:: Items ::
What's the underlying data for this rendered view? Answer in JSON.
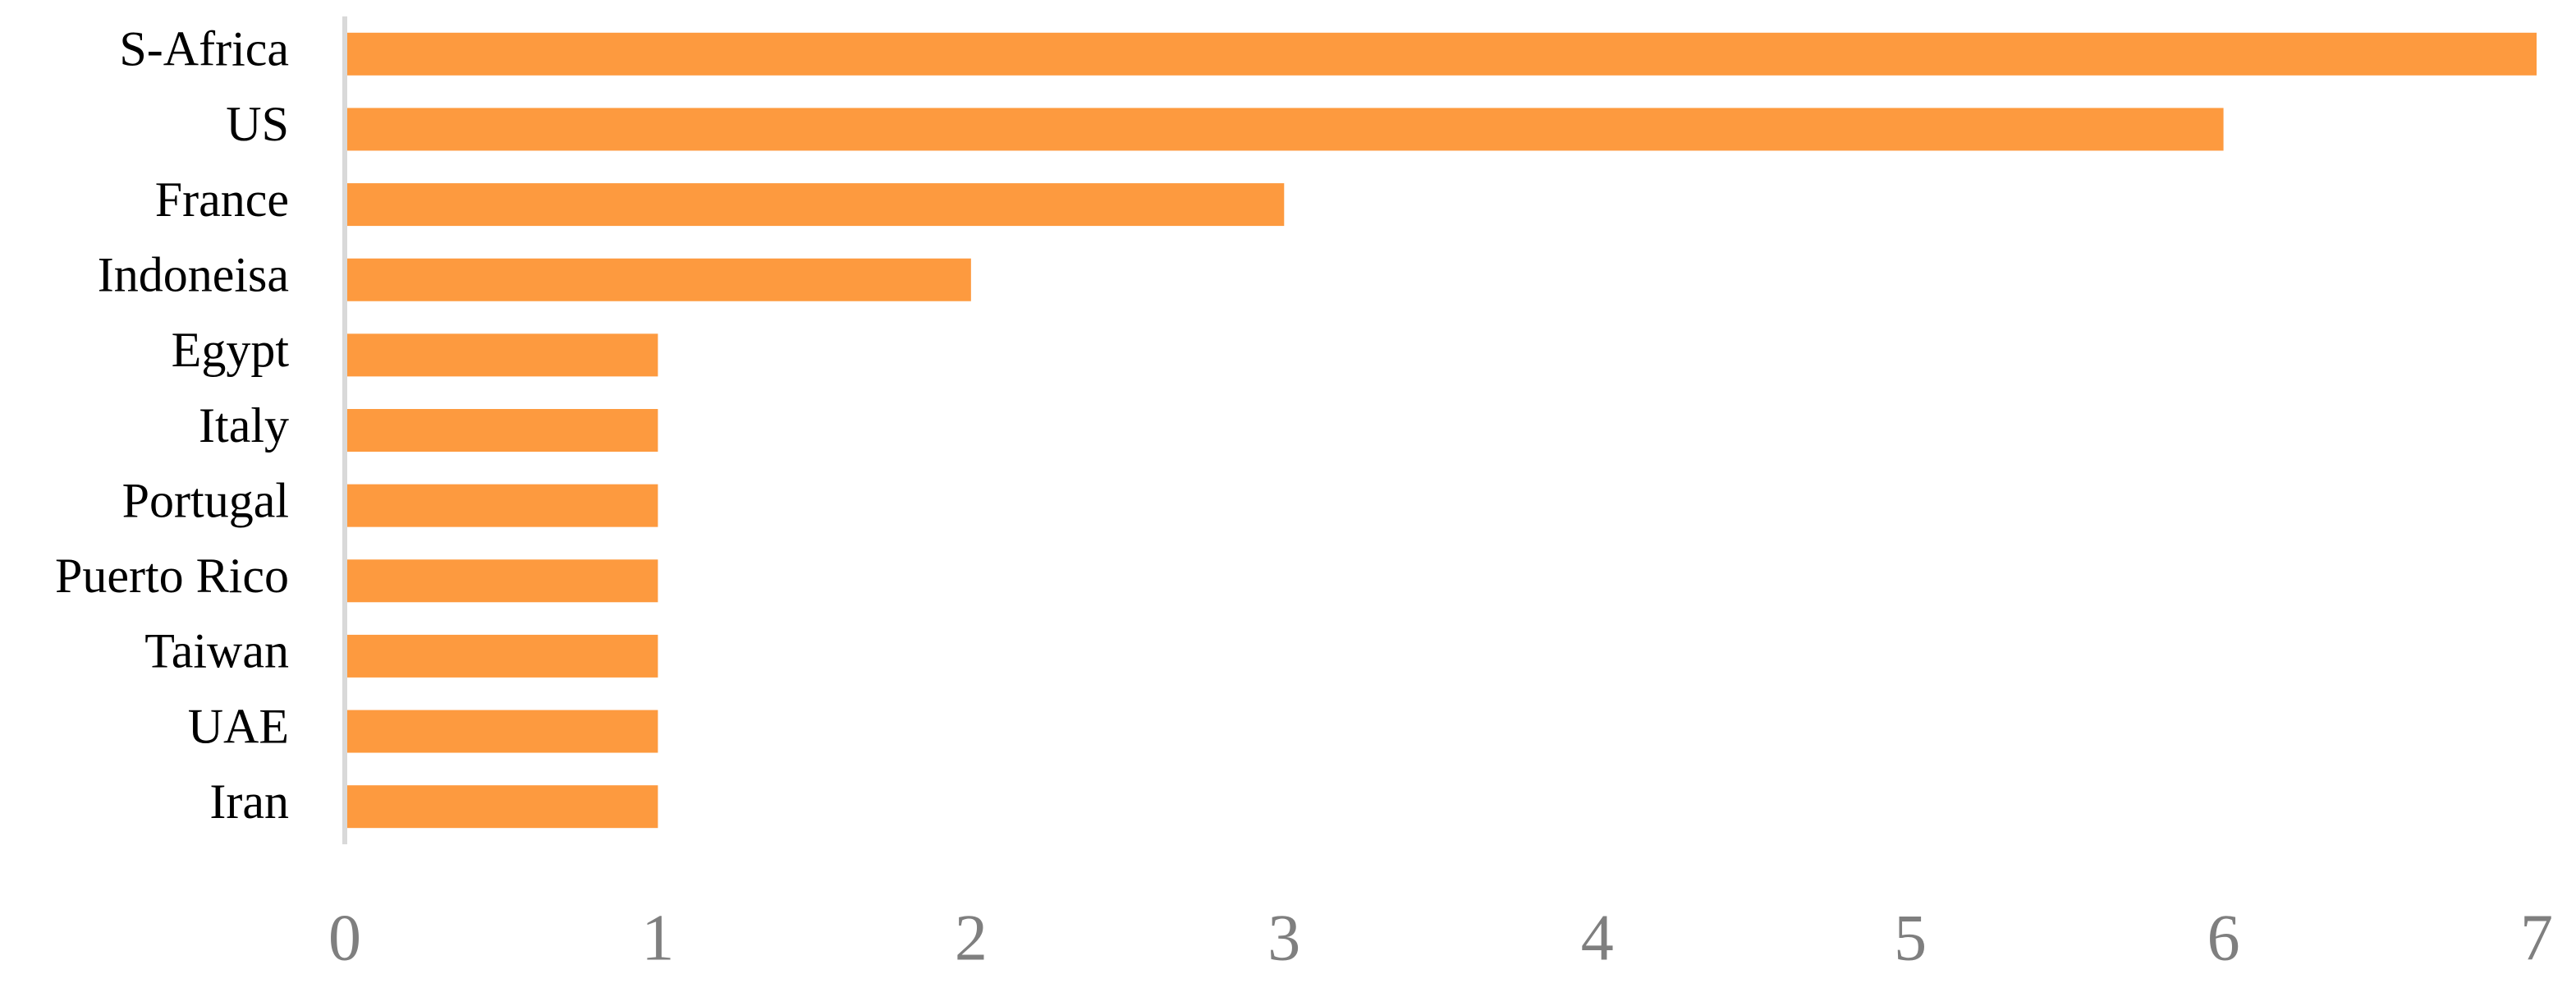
{
  "chart_data": {
    "type": "bar",
    "orientation": "horizontal",
    "categories": [
      "S-Africa",
      "US",
      "France",
      "Indoneisa",
      "Egypt",
      "Italy",
      "Portugal",
      "Puerto Rico",
      "Taiwan",
      "UAE",
      "Iran"
    ],
    "values": [
      7,
      6,
      3,
      2,
      1,
      1,
      1,
      1,
      1,
      1,
      1
    ],
    "color": "#fd9a3f",
    "xlim": [
      0,
      7
    ],
    "xticks": [
      0,
      1,
      2,
      3,
      4,
      5,
      6,
      7
    ],
    "grid": false
  }
}
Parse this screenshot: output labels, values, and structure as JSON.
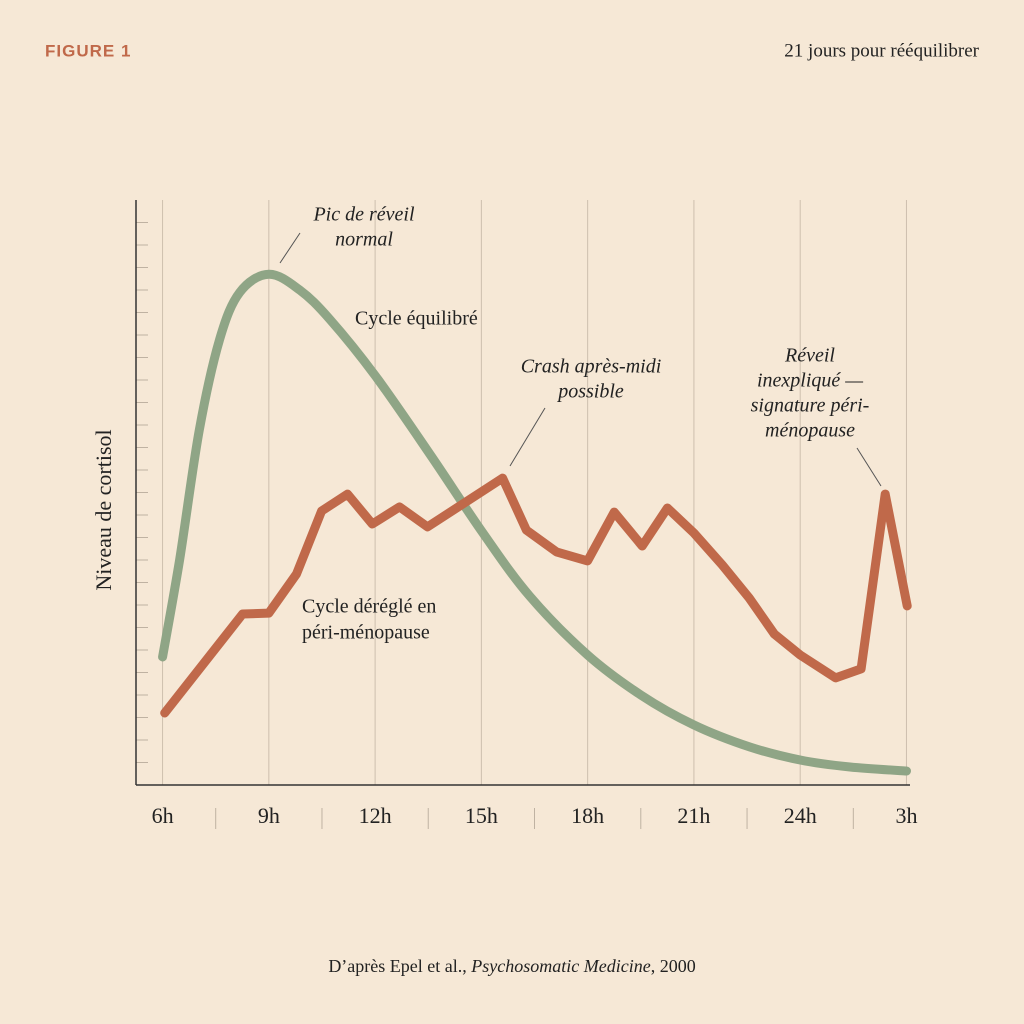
{
  "chart_data": {
    "type": "line",
    "figure_label": "FIGURE 1",
    "header_right": "21 jours pour rééquilibrer",
    "y_label": "Niveau de cortisol",
    "source": {
      "prefix": "D’après Epel et al., ",
      "journal": "Psychosomatic Medicine",
      "suffix": ", 2000"
    },
    "xlim": [
      5.25,
      27.1
    ],
    "xticks": [
      {
        "value": 6,
        "label": "6h"
      },
      {
        "value": 9,
        "label": "9h"
      },
      {
        "value": 12,
        "label": "12h"
      },
      {
        "value": 15,
        "label": "15h"
      },
      {
        "value": 18,
        "label": "18h"
      },
      {
        "value": 21,
        "label": "21h"
      },
      {
        "value": 24,
        "label": "24h"
      },
      {
        "value": 27,
        "label": "3h"
      }
    ],
    "ylim": [
      0,
      26
    ],
    "yticks": [
      1,
      2,
      3,
      4,
      5,
      6,
      7,
      8,
      9,
      10,
      11,
      12,
      13,
      14,
      15,
      16,
      17,
      18,
      19,
      20,
      21,
      22,
      23,
      24,
      25
    ],
    "grid": true,
    "series": [
      {
        "name_lines": [
          "Cycle équilibré"
        ],
        "color": "#8fa586",
        "smooth": true,
        "x": [
          6,
          6.48,
          7.04,
          7.61,
          8.18,
          9,
          9.87,
          10.72,
          12,
          13.55,
          15,
          16.36,
          18,
          19.5,
          21,
          22.58,
          24,
          25.41,
          27
        ],
        "values": [
          5.69,
          10.0,
          15.8,
          19.8,
          21.9,
          22.7,
          22.0,
          20.7,
          18.2,
          14.7,
          11.3,
          8.4,
          5.78,
          4.0,
          2.67,
          1.69,
          1.11,
          0.8,
          0.62
        ]
      },
      {
        "name_lines": [
          "Cycle déréglé en",
          "péri-ménopause"
        ],
        "color": "#c0694a",
        "smooth": false,
        "x": [
          6.06,
          8.26,
          9,
          9.78,
          10.49,
          11.22,
          11.92,
          12.69,
          13.48,
          15.6,
          16.27,
          17.12,
          18,
          18.75,
          19.54,
          20.25,
          21,
          21.8,
          22.56,
          23.27,
          24,
          25,
          25.72,
          26.4,
          27.02
        ],
        "values": [
          3.2,
          7.6,
          7.64,
          9.38,
          12.18,
          12.93,
          11.6,
          12.36,
          11.47,
          13.64,
          11.33,
          10.36,
          9.96,
          12.13,
          10.62,
          12.31,
          11.2,
          9.78,
          8.31,
          6.71,
          5.78,
          4.76,
          5.16,
          12.93,
          7.96
        ]
      }
    ],
    "annotations": [
      {
        "lines": [
          "Pic de réveil",
          "normal"
        ]
      },
      {
        "lines": [
          "Crash après-midi",
          "possible"
        ]
      },
      {
        "lines": [
          "Réveil",
          "inexpliqué —",
          "signature péri-",
          "ménopause"
        ]
      }
    ]
  }
}
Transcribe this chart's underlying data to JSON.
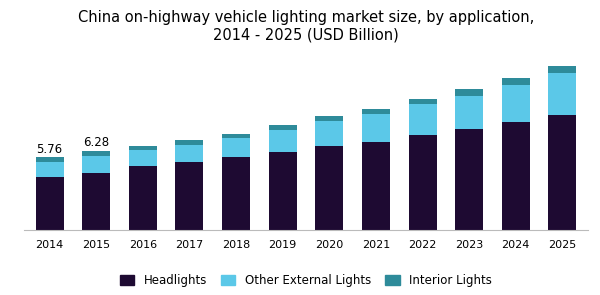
{
  "title": "China on-highway vehicle lighting market size, by application,\n2014 - 2025 (USD Billion)",
  "years": [
    2014,
    2015,
    2016,
    2017,
    2018,
    2019,
    2020,
    2021,
    2022,
    2023,
    2024,
    2025
  ],
  "headlights": [
    4.2,
    4.55,
    5.1,
    5.4,
    5.75,
    6.2,
    6.65,
    7.0,
    7.5,
    8.0,
    8.55,
    9.1
  ],
  "other_external": [
    1.2,
    1.35,
    1.2,
    1.35,
    1.5,
    1.7,
    2.0,
    2.2,
    2.5,
    2.6,
    2.9,
    3.3
  ],
  "interior": [
    0.36,
    0.38,
    0.35,
    0.4,
    0.38,
    0.38,
    0.38,
    0.4,
    0.38,
    0.6,
    0.55,
    0.6
  ],
  "annotations": [
    {
      "year": 2014,
      "text": "5.76",
      "total": 5.76
    },
    {
      "year": 2015,
      "text": "6.28",
      "total": 6.28
    }
  ],
  "color_headlights": "#1e0a32",
  "color_other_external": "#5bc8e8",
  "color_interior": "#2e8b9a",
  "bar_width": 0.6,
  "ylim": [
    0,
    14
  ],
  "legend_labels": [
    "Headlights",
    "Other External Lights",
    "Interior Lights"
  ],
  "background_color": "#ffffff",
  "title_fontsize": 10.5,
  "annotation_fontsize": 8.5
}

:: Instruction ::
Go through the data above and transcribe it in full, omitting any image.

:: Output for this task ::
What's the underlying data for this rendered view? Answer in JSON.
{
  "chart_data": {
    "type": "bar",
    "orientation": "horizontal",
    "categories": [
      "S-Africa",
      "US",
      "France",
      "Indoneisa",
      "Egypt",
      "Italy",
      "Portugal",
      "Puerto Rico",
      "Taiwan",
      "UAE",
      "Iran"
    ],
    "values": [
      7,
      6,
      3,
      2,
      1,
      1,
      1,
      1,
      1,
      1,
      1
    ],
    "color": "#fd9a3f",
    "xlim": [
      0,
      7
    ],
    "xticks": [
      0,
      1,
      2,
      3,
      4,
      5,
      6,
      7
    ],
    "grid": false
  }
}
Parse this screenshot: output labels, values, and structure as JSON.
{
  "chart_data": {
    "type": "line",
    "figure_label": "FIGURE 1",
    "header_right": "21 jours pour rééquilibrer",
    "y_label": "Niveau de cortisol",
    "source": {
      "prefix": "D’après Epel et al., ",
      "journal": "Psychosomatic Medicine",
      "suffix": ", 2000"
    },
    "xlim": [
      5.25,
      27.1
    ],
    "xticks": [
      {
        "value": 6,
        "label": "6h"
      },
      {
        "value": 9,
        "label": "9h"
      },
      {
        "value": 12,
        "label": "12h"
      },
      {
        "value": 15,
        "label": "15h"
      },
      {
        "value": 18,
        "label": "18h"
      },
      {
        "value": 21,
        "label": "21h"
      },
      {
        "value": 24,
        "label": "24h"
      },
      {
        "value": 27,
        "label": "3h"
      }
    ],
    "ylim": [
      0,
      26
    ],
    "yticks": [
      1,
      2,
      3,
      4,
      5,
      6,
      7,
      8,
      9,
      10,
      11,
      12,
      13,
      14,
      15,
      16,
      17,
      18,
      19,
      20,
      21,
      22,
      23,
      24,
      25
    ],
    "grid": true,
    "series": [
      {
        "name_lines": [
          "Cycle équilibré"
        ],
        "color": "#8fa586",
        "smooth": true,
        "x": [
          6,
          6.48,
          7.04,
          7.61,
          8.18,
          9,
          9.87,
          10.72,
          12,
          13.55,
          15,
          16.36,
          18,
          19.5,
          21,
          22.58,
          24,
          25.41,
          27
        ],
        "values": [
          5.69,
          10.0,
          15.8,
          19.8,
          21.9,
          22.7,
          22.0,
          20.7,
          18.2,
          14.7,
          11.3,
          8.4,
          5.78,
          4.0,
          2.67,
          1.69,
          1.11,
          0.8,
          0.62
        ]
      },
      {
        "name_lines": [
          "Cycle déréglé en",
          "péri-ménopause"
        ],
        "color": "#c0694a",
        "smooth": false,
        "x": [
          6.06,
          8.26,
          9,
          9.78,
          10.49,
          11.22,
          11.92,
          12.69,
          13.48,
          15.6,
          16.27,
          17.12,
          18,
          18.75,
          19.54,
          20.25,
          21,
          21.8,
          22.56,
          23.27,
          24,
          25,
          25.72,
          26.4,
          27.02
        ],
        "values": [
          3.2,
          7.6,
          7.64,
          9.38,
          12.18,
          12.93,
          11.6,
          12.36,
          11.47,
          13.64,
          11.33,
          10.36,
          9.96,
          12.13,
          10.62,
          12.31,
          11.2,
          9.78,
          8.31,
          6.71,
          5.78,
          4.76,
          5.16,
          12.93,
          7.96
        ]
      }
    ],
    "annotations": [
      {
        "lines": [
          "Pic de réveil",
          "normal"
        ]
      },
      {
        "lines": [
          "Crash après-midi",
          "possible"
        ]
      },
      {
        "lines": [
          "Réveil",
          "inexpliqué —",
          "signature péri-",
          "ménopause"
        ]
      }
    ]
  }
}
Transcribe this chart's underlying data to JSON.
{
  "title": "China on-highway vehicle lighting market size, by application,\n2014 - 2025 (USD Billion)",
  "years": [
    2014,
    2015,
    2016,
    2017,
    2018,
    2019,
    2020,
    2021,
    2022,
    2023,
    2024,
    2025
  ],
  "headlights": [
    4.2,
    4.55,
    5.1,
    5.4,
    5.75,
    6.2,
    6.65,
    7.0,
    7.5,
    8.0,
    8.55,
    9.1
  ],
  "other_external": [
    1.2,
    1.35,
    1.2,
    1.35,
    1.5,
    1.7,
    2.0,
    2.2,
    2.5,
    2.6,
    2.9,
    3.3
  ],
  "interior": [
    0.36,
    0.38,
    0.35,
    0.4,
    0.38,
    0.38,
    0.38,
    0.4,
    0.38,
    0.6,
    0.55,
    0.6
  ],
  "annotations": [
    {
      "year": 2014,
      "text": "5.76",
      "total": 5.76
    },
    {
      "year": 2015,
      "text": "6.28",
      "total": 6.28
    }
  ],
  "color_headlights": "#1e0a32",
  "color_other_external": "#5bc8e8",
  "color_interior": "#2e8b9a",
  "bar_width": 0.6,
  "ylim": [
    0,
    14
  ],
  "legend_labels": [
    "Headlights",
    "Other External Lights",
    "Interior Lights"
  ],
  "background_color": "#ffffff",
  "title_fontsize": 10.5,
  "annotation_fontsize": 8.5
}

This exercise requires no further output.